### Short problem
Restate the data below word for word. Skip any images it contains.

### Excerpted data
>> BEGIN

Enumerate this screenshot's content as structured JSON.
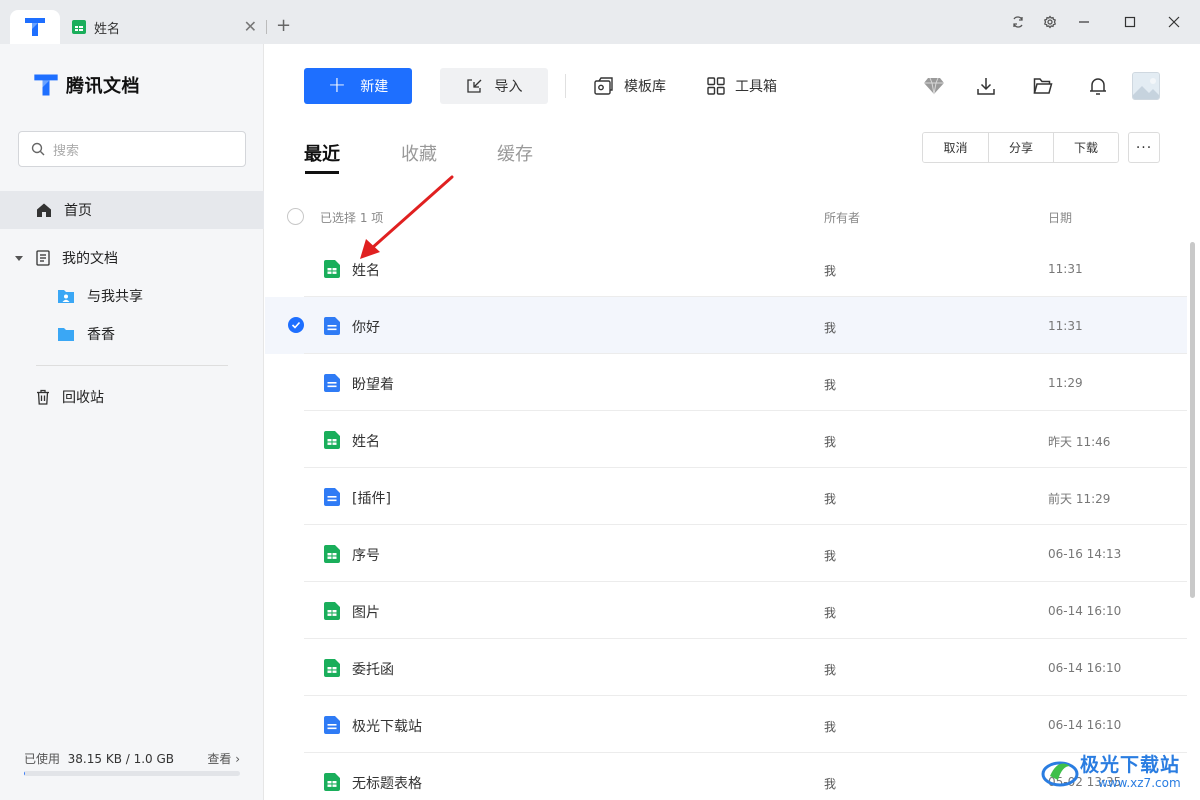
{
  "titlebar": {
    "tab_title": "姓名",
    "close_symbol": "✕",
    "add_symbol": "+"
  },
  "sidebar": {
    "logo_text": "腾讯文档",
    "search_placeholder": "搜索",
    "nav": {
      "home": "首页",
      "my_docs": "我的文档",
      "shared_with_me": "与我共享",
      "folder_xiangxiang": "香香",
      "recycle_bin": "回收站"
    },
    "storage": {
      "label": "已使用",
      "value": "38.15 KB / 1.0 GB",
      "view_link": "查看 ›",
      "used_fraction": 0.0001
    }
  },
  "toolbar": {
    "new_label": "新建",
    "import_label": "导入",
    "templates_label": "模板库",
    "toolbox_label": "工具箱"
  },
  "tabs": {
    "recent": "最近",
    "favorites": "收藏",
    "cache": "缓存"
  },
  "actions": {
    "cancel": "取消",
    "share": "分享",
    "download": "下载",
    "more": "···"
  },
  "list": {
    "header": {
      "selected": "已选择 1 项",
      "owner": "所有者",
      "date": "日期"
    },
    "rows": [
      {
        "name": "姓名",
        "type": "sheet",
        "owner": "我",
        "date": "11:31",
        "selected": false
      },
      {
        "name": "你好",
        "type": "doc",
        "owner": "我",
        "date": "11:31",
        "selected": true
      },
      {
        "name": "盼望着",
        "type": "doc",
        "owner": "我",
        "date": "11:29",
        "selected": false
      },
      {
        "name": "姓名",
        "type": "sheet",
        "owner": "我",
        "date": "昨天 11:46",
        "selected": false
      },
      {
        "name": "[插件]",
        "type": "doc",
        "owner": "我",
        "date": "前天 11:29",
        "selected": false
      },
      {
        "name": "序号",
        "type": "sheet",
        "owner": "我",
        "date": "06-16 14:13",
        "selected": false
      },
      {
        "name": "图片",
        "type": "sheet",
        "owner": "我",
        "date": "06-14 16:10",
        "selected": false
      },
      {
        "name": "委托函",
        "type": "sheet",
        "owner": "我",
        "date": "06-14 16:10",
        "selected": false
      },
      {
        "name": "极光下载站",
        "type": "doc",
        "owner": "我",
        "date": "06-14 16:10",
        "selected": false
      },
      {
        "name": "无标题表格",
        "type": "sheet",
        "owner": "我",
        "date": "05-02 13:35",
        "selected": false
      }
    ]
  },
  "watermark": {
    "title": "极光下载站",
    "url": "www.xz7.com"
  },
  "colors": {
    "accent": "#1e6fff",
    "sheet_icon": "#1aae5b",
    "doc_icon": "#2f7bf5",
    "arrow": "#e02020"
  }
}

>> END

### Task response
Enumerate this screenshot's content as structured JSON.
{
  "titlebar": {
    "tab_title": "姓名",
    "close_symbol": "✕",
    "add_symbol": "+"
  },
  "sidebar": {
    "logo_text": "腾讯文档",
    "search_placeholder": "搜索",
    "nav": {
      "home": "首页",
      "my_docs": "我的文档",
      "shared_with_me": "与我共享",
      "folder_xiangxiang": "香香",
      "recycle_bin": "回收站"
    },
    "storage": {
      "label": "已使用",
      "value": "38.15 KB / 1.0 GB",
      "view_link": "查看 ›",
      "used_fraction": 0.0001
    }
  },
  "toolbar": {
    "new_label": "新建",
    "import_label": "导入",
    "templates_label": "模板库",
    "toolbox_label": "工具箱"
  },
  "tabs": {
    "recent": "最近",
    "favorites": "收藏",
    "cache": "缓存"
  },
  "actions": {
    "cancel": "取消",
    "share": "分享",
    "download": "下载",
    "more": "···"
  },
  "list": {
    "header": {
      "selected": "已选择 1 项",
      "owner": "所有者",
      "date": "日期"
    },
    "rows": [
      {
        "name": "姓名",
        "type": "sheet",
        "owner": "我",
        "date": "11:31",
        "selected": false
      },
      {
        "name": "你好",
        "type": "doc",
        "owner": "我",
        "date": "11:31",
        "selected": true
      },
      {
        "name": "盼望着",
        "type": "doc",
        "owner": "我",
        "date": "11:29",
        "selected": false
      },
      {
        "name": "姓名",
        "type": "sheet",
        "owner": "我",
        "date": "昨天 11:46",
        "selected": false
      },
      {
        "name": "[插件]",
        "type": "doc",
        "owner": "我",
        "date": "前天 11:29",
        "selected": false
      },
      {
        "name": "序号",
        "type": "sheet",
        "owner": "我",
        "date": "06-16 14:13",
        "selected": false
      },
      {
        "name": "图片",
        "type": "sheet",
        "owner": "我",
        "date": "06-14 16:10",
        "selected": false
      },
      {
        "name": "委托函",
        "type": "sheet",
        "owner": "我",
        "date": "06-14 16:10",
        "selected": false
      },
      {
        "name": "极光下载站",
        "type": "doc",
        "owner": "我",
        "date": "06-14 16:10",
        "selected": false
      },
      {
        "name": "无标题表格",
        "type": "sheet",
        "owner": "我",
        "date": "05-02 13:35",
        "selected": false
      }
    ]
  },
  "watermark": {
    "title": "极光下载站",
    "url": "www.xz7.com"
  },
  "colors": {
    "accent": "#1e6fff",
    "sheet_icon": "#1aae5b",
    "doc_icon": "#2f7bf5",
    "arrow": "#e02020"
  }
}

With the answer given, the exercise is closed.